- OBJECTIVE 1 -
Count the lines in the rows below that contain the string "colorbar". Reply with the number only.

- DOCUMENT EXCERPT -
· · ·

Using GPGPUs with Kubernetes

This post walks through the use of GPGPUs with Kubernetes and DevicePlugins. We’ll use MicroK8s for a developer workstation example and charmed K8s for a cluster since that’s a consistent multi-cloud Kubernetes approach. The various cloud CAAS offerings like GKE are also enabling GPGPU facilities so you may want to try those too.

We’ll use Ubuntu as the OS because the underlying enablement for GPGPUs ‘Just Works’ in all the clouds and with all the local hardware, and making docker images on Ubuntu ensures that the CUDA libraries line up with the drivers properly.

In order for this all to work, the correct (and matching) driver needs to be installed on the worker node to make the device accessible from the OS; and typically it also requires some userland libraries in order to work. With NVIDIA GPUs this enablement further depends on using the right Docker runtime (nvidia-docker2) which requires additional host-level configuration and post-deployment installation.

All of that is automated on Ubuntu with MicroK8s and the charmed Kubernetes charms, across all the public clouds where GPUs are available. It’s also currently activated in GKE, other cloud CAAS offerings will follow.

Workstation GPGPU containers with Microk8s

Microk8s is a snap of upstream Kubernetes that is designed for development purposes. It’s not a cluster but it gives you a small zero-ops kubernetes environment that is compatible with all the major multi-cloud K8s offerings. For our purposes the important thing is that it includes GPGPU enablement in the box.

To install MicroK8s:

$ snap install microk8s --classic

This will give you the latest stable version of MicroK8s which tracks upstream releases closely.

You can select a particular version using ‘snap channels’, see ‘snap info microk8s’ for the available tracks. By selecting a particular track you can lock yourself to a particular version of Kubernetes. By default you will be on the ‘latest’ track, and get upgrades when upstream Kubernetes releases a new stable version. Select a particular track with --channel=track/stability from the available channels. ‘Stable’ maps to ‘latest/stable’.

· · ·

(Rows from a dataset)

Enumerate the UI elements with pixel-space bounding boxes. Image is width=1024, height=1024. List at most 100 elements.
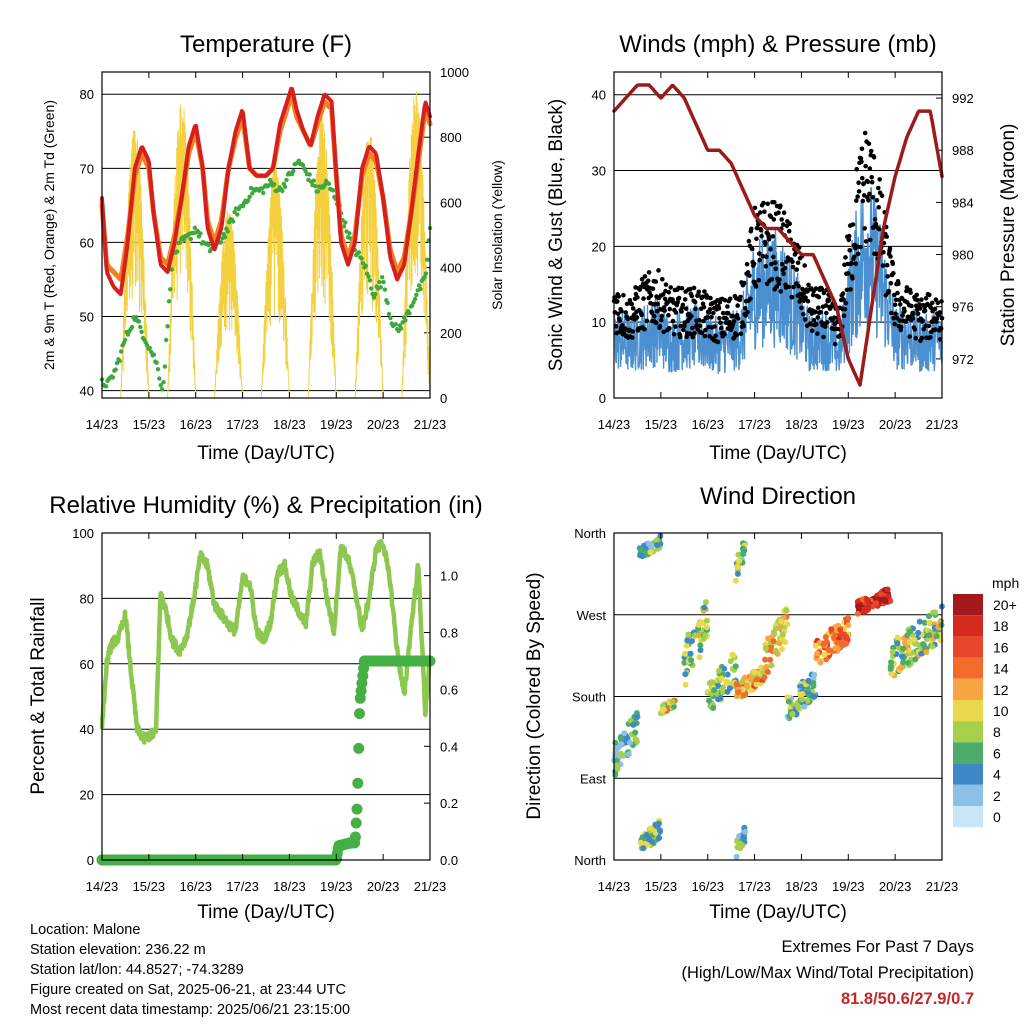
dewpoint-point — [117, 358, 123, 364]
gust-point — [639, 312, 644, 318]
gust-point — [701, 304, 707, 310]
gust-point — [858, 244, 863, 250]
gust-point — [711, 310, 716, 316]
gust-point — [843, 300, 849, 306]
gust-point — [662, 308, 667, 313]
gust-point — [860, 198, 866, 204]
gust-point — [657, 324, 663, 329]
gust-point — [876, 185, 881, 191]
direction-point — [724, 671, 731, 678]
gust-point — [795, 260, 801, 266]
gust-point — [809, 328, 815, 334]
gust-point — [765, 201, 770, 207]
x-tick-label: 17/23 — [226, 879, 259, 894]
gust-point — [747, 273, 752, 278]
gust-point — [862, 226, 867, 231]
y2-tick-label: 988 — [952, 143, 974, 158]
gust-point — [869, 179, 875, 185]
dewpoint-point — [158, 383, 163, 388]
gust-point — [872, 217, 878, 222]
gust-point — [649, 310, 655, 316]
extremes-values: 81.8/50.6/27.9/0.7 — [840, 990, 974, 1008]
gust-point — [754, 236, 759, 242]
plot-frame — [101, 532, 431, 861]
gust-point — [735, 316, 741, 321]
direction-point — [688, 638, 695, 645]
direction-point — [708, 679, 715, 685]
y-tick-label: 100 — [72, 526, 94, 541]
dewpoint-point — [423, 271, 429, 276]
gust-point — [641, 296, 646, 301]
direction-point — [933, 633, 940, 640]
x-axis-label: Time (Day/UTC) — [197, 902, 335, 923]
gust-point — [769, 261, 774, 267]
gust-point — [790, 259, 795, 265]
gust-point — [619, 309, 624, 314]
direction-point — [810, 680, 817, 686]
gust-point — [801, 312, 806, 317]
gust-point — [777, 277, 782, 283]
gust-point — [810, 292, 816, 298]
dewpoint-point — [380, 275, 385, 280]
x-tick-label: 14/23 — [598, 879, 631, 894]
gust-point — [772, 200, 777, 205]
gust-point — [890, 261, 896, 267]
gust-point — [891, 292, 897, 298]
gust-point — [831, 315, 837, 321]
humidity-precip-chart: 0 20 40 60 80 100 0.0 0.2 0.4 0.6 0.8 1.0 14/23 15/23… — [28, 492, 483, 923]
direction-point — [730, 652, 737, 659]
direction-point — [621, 730, 628, 737]
gust-point — [821, 290, 827, 296]
gust-point — [634, 315, 640, 320]
gust-point — [663, 282, 669, 287]
dewpoint-point — [307, 172, 312, 177]
gust-point — [870, 195, 875, 200]
colorbar-label: 4 — [993, 767, 1001, 783]
dewpoint-point — [250, 191, 255, 196]
gust-point — [897, 318, 903, 323]
direction-point — [797, 683, 804, 690]
direction-point — [612, 739, 619, 746]
gust-point — [898, 324, 904, 330]
direction-point — [854, 598, 861, 605]
gust-point — [716, 306, 722, 311]
gust-point — [781, 271, 786, 277]
x-tick-label: 19/23 — [832, 417, 865, 432]
gust-point — [690, 325, 695, 331]
gust-point — [863, 163, 868, 169]
direction-point — [612, 771, 619, 778]
gust-point — [722, 331, 727, 337]
gust-point — [670, 318, 676, 324]
direction-point — [779, 631, 786, 638]
dewpoint-point — [360, 261, 366, 266]
humidity-line — [99, 538, 433, 745]
direction-point — [733, 853, 740, 860]
gust-point — [644, 318, 650, 324]
direction-point — [685, 631, 692, 638]
gust-point — [624, 301, 630, 307]
wind-speed-line — [613, 187, 943, 375]
gust-point — [642, 326, 647, 332]
colorbar-label: 10 — [993, 703, 1009, 719]
direction-point — [897, 664, 904, 671]
gust-point — [776, 281, 782, 287]
y2-tick-label: 992 — [952, 91, 974, 106]
gust-point — [803, 295, 808, 300]
chart-title: Relative Humidity (%) & Precipitation (i… — [49, 492, 482, 519]
gust-point — [937, 337, 943, 342]
direction-point — [727, 658, 734, 665]
direction-point — [878, 591, 885, 598]
gust-point — [846, 233, 852, 239]
gust-point — [623, 310, 628, 315]
plot-frame — [613, 532, 943, 861]
direction-point — [810, 675, 817, 682]
gust-point — [917, 302, 922, 307]
gust-point — [867, 191, 872, 197]
gust-point — [762, 209, 767, 214]
gust-point — [908, 290, 913, 295]
gust-point — [804, 323, 810, 329]
gust-point — [684, 334, 689, 340]
colorbar-swatch — [953, 806, 983, 828]
gust-point — [715, 339, 721, 345]
y-tick-label: South — [572, 690, 606, 705]
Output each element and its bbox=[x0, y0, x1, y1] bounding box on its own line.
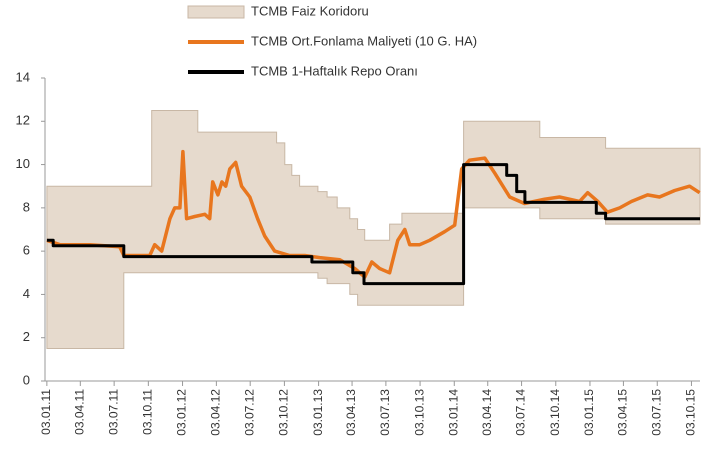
x-tick-label: 03.10.15 bbox=[684, 389, 698, 436]
y-tick-label: 10 bbox=[16, 156, 30, 171]
x-tick-label: 03.04.12 bbox=[209, 389, 223, 436]
x-tick-label: 03.01.15 bbox=[582, 389, 596, 436]
y-tick-label: 12 bbox=[16, 113, 30, 128]
legend-swatch bbox=[187, 5, 245, 19]
x-tick-label: 03.04.13 bbox=[344, 389, 358, 436]
y-tick-label: 2 bbox=[23, 329, 30, 344]
x-tick-label: 03.07.13 bbox=[378, 389, 392, 436]
x-tick-label: 03.07.15 bbox=[649, 389, 663, 436]
x-tick-label: 03.01.13 bbox=[311, 389, 325, 436]
y-tick-label: 14 bbox=[16, 69, 30, 84]
y-tick-label: 0 bbox=[23, 372, 30, 387]
x-tick-label: 03.07.14 bbox=[514, 389, 528, 436]
legend-label: TCMB 1-Haftalık Repo Oranı bbox=[251, 63, 418, 78]
x-tick-label: 03.04.11 bbox=[72, 389, 86, 435]
x-tick-label: 03.01.14 bbox=[446, 389, 460, 436]
series-line bbox=[46, 163, 700, 286]
x-tick-label: 03.01.12 bbox=[175, 389, 189, 436]
legend-label: TCMB Ort.Fonlama Maliyeti (10 G. HA) bbox=[251, 33, 477, 48]
x-tick-label: 03.10.13 bbox=[412, 389, 426, 436]
corridor-band bbox=[46, 110, 701, 349]
x-tick-label: 03.04.15 bbox=[616, 389, 630, 436]
x-tick-label: 03.04.14 bbox=[480, 389, 494, 436]
x-tick-label: 03.01.11 bbox=[39, 389, 53, 435]
x-tick-label: 03.07.11 bbox=[106, 389, 120, 435]
x-tick-label: 03.07.12 bbox=[242, 389, 256, 436]
series-line bbox=[46, 149, 701, 279]
y-tick-label: 8 bbox=[23, 199, 30, 214]
y-tick-label: 4 bbox=[23, 286, 30, 301]
x-tick-label: 03.10.11 bbox=[141, 389, 155, 435]
x-tick-label: 03.10.14 bbox=[548, 389, 562, 436]
legend-label: TCMB Faiz Koridoru bbox=[251, 3, 369, 18]
y-tick-label: 6 bbox=[23, 243, 30, 258]
x-tick-label: 03.10.12 bbox=[277, 389, 291, 436]
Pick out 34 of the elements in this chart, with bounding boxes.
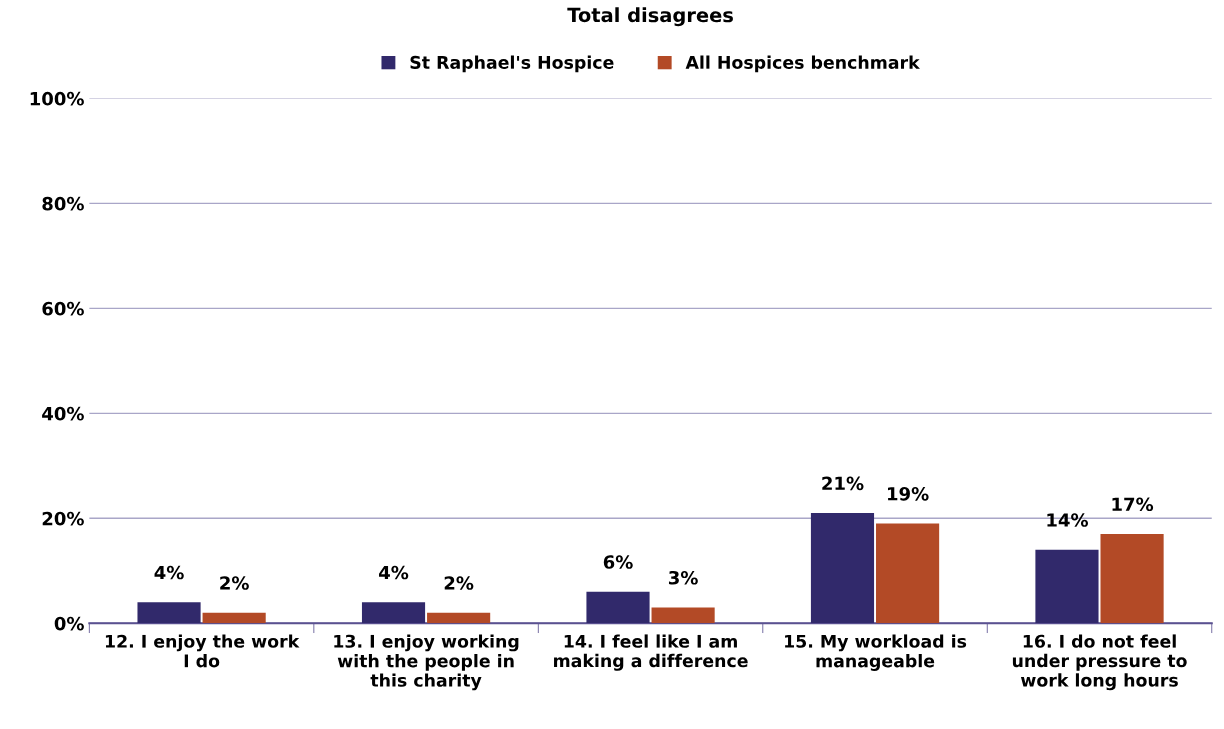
data-label: 6% [603,555,633,569]
data-label: 14% [1047,513,1088,527]
y-tick-label: 80% [42,196,84,211]
data-label: 17% [1112,497,1154,512]
bar [202,612,266,624]
bar [137,602,201,624]
x-tick-label: 15. My workload is manageable [785,634,967,671]
bar [361,602,426,624]
x-tick-label: 13. I enjoy working with the people in this charity [334,634,519,691]
x-tick-label: 12. I enjoy the work I do [105,634,300,668]
data-label: 4% [379,565,409,580]
data-label: 2% [444,576,474,590]
data-label: 3% [668,570,698,585]
bar [1100,534,1164,624]
bar [1035,549,1099,624]
data-label: 21% [822,476,864,491]
y-tick-label: 60% [42,301,84,316]
y-tick-label: 100% [30,91,84,106]
y-tick-label: 20% [42,511,84,526]
bar [876,523,940,624]
x-tick-label: 16. I do not feel under pressure to work long hours [1012,634,1187,691]
y-tick-label: 40% [42,406,84,421]
bar [586,591,650,624]
x-tick-label: 14. I feel like I am making a difference [554,634,748,671]
y-tick-label: 0% [54,616,84,631]
data-label: 2% [220,576,249,590]
data-label: 4% [154,565,184,580]
bar [427,612,491,624]
bar [651,607,715,624]
legend-label: St Raphael's Hospice [410,55,614,73]
legend-label: All Hospices benchmark [685,55,920,73]
data-label: 19% [888,486,929,501]
chart-title: Total disagrees [567,7,733,27]
bar [810,513,875,624]
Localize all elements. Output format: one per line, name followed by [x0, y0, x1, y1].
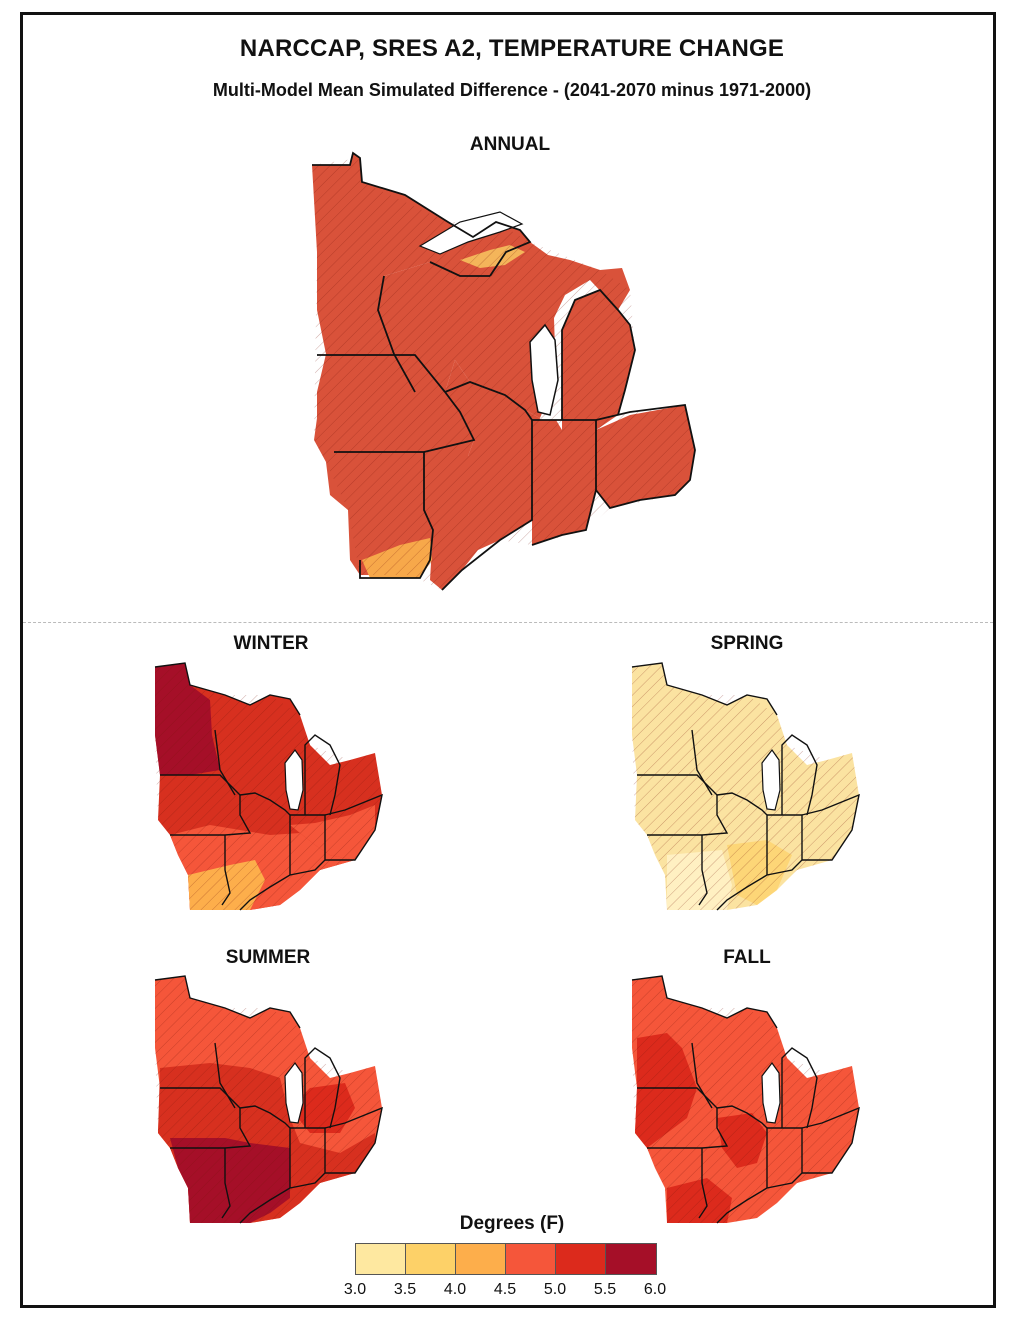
legend-tick-label: 4.0 [443, 1281, 467, 1298]
legend-swatch [356, 1244, 406, 1274]
map-spring [631, 662, 860, 911]
annual-state-borders [312, 151, 696, 591]
panel-label-winter: WINTER [233, 633, 309, 654]
legend-tick-label: 5.0 [543, 1281, 567, 1298]
map-winter [154, 662, 383, 911]
figure-title: NARCCAP, SRES A2, TEMPERATURE CHANGE [239, 35, 785, 62]
winter-state-borders [154, 662, 383, 911]
panel-label-annual: ANNUAL [469, 134, 551, 155]
figure-frame [20, 12, 996, 1308]
panel-label-summer: SUMMER [225, 947, 311, 968]
summer-hatching [155, 976, 382, 1223]
legend-swatch [406, 1244, 456, 1274]
legend-tick-label: 3.0 [343, 1281, 367, 1298]
fall-lake-michigan [761, 1061, 781, 1124]
winter-lake-michigan [284, 748, 304, 811]
legend-tick-label: 3.5 [393, 1281, 417, 1298]
summer-lake-michigan [284, 1061, 304, 1124]
legend-swatch [506, 1244, 556, 1274]
spring-state-borders [631, 662, 860, 911]
legend-color-bar [355, 1243, 657, 1275]
panel-label-spring: SPRING [710, 633, 784, 654]
legend-tick-label: 4.5 [493, 1281, 517, 1298]
fall-state-borders [631, 975, 860, 1224]
spring-lake-michigan [761, 748, 781, 811]
fall-hatching [632, 976, 859, 1223]
panel-divider [23, 622, 993, 623]
summer-state-borders [154, 975, 383, 1224]
map-annual [312, 151, 696, 591]
legend-title: Degrees (F) [459, 1213, 565, 1234]
legend-tick-label: 6.0 [643, 1281, 667, 1298]
legend-swatch [606, 1244, 656, 1274]
map-fall [631, 975, 860, 1224]
map-summer [154, 975, 383, 1224]
spring-hatching [632, 663, 859, 910]
legend-swatch [456, 1244, 506, 1274]
winter-hatching [155, 663, 382, 910]
legend-tick-label: 5.5 [593, 1281, 617, 1298]
legend-swatch [556, 1244, 606, 1274]
panel-label-fall: FALL [723, 947, 771, 968]
figure-subtitle: Multi-Model Mean Simulated Difference - … [212, 80, 812, 100]
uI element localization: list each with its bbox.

· · ·

- OBJECTIVE 2 -
Using the post on GPGPUs with Kubernetes, decide whether each statement agrees with it: (a) MicroK8s is a cluster. (b) The 'Stable' channel maps to 'latest/stable'. (c) On NVIDIA GPUs, enablement depends on using the nvidia-docker2 runtime. Answer yes or no for each and quote the words from the post that decide it.

- WRITTEN SOLUTION 1 -
3

- WRITTEN SOLUTION 2 -
(a) No: "It’s not a cluster but it gives you a small zero-ops kubernetes environment"
(b) Yes: "‘Stable’ maps to ‘latest/stable’."
(c) Yes: "With NVIDIA GPUs this enablement further depends on using the right Docker runtime (nvidia-docker2)"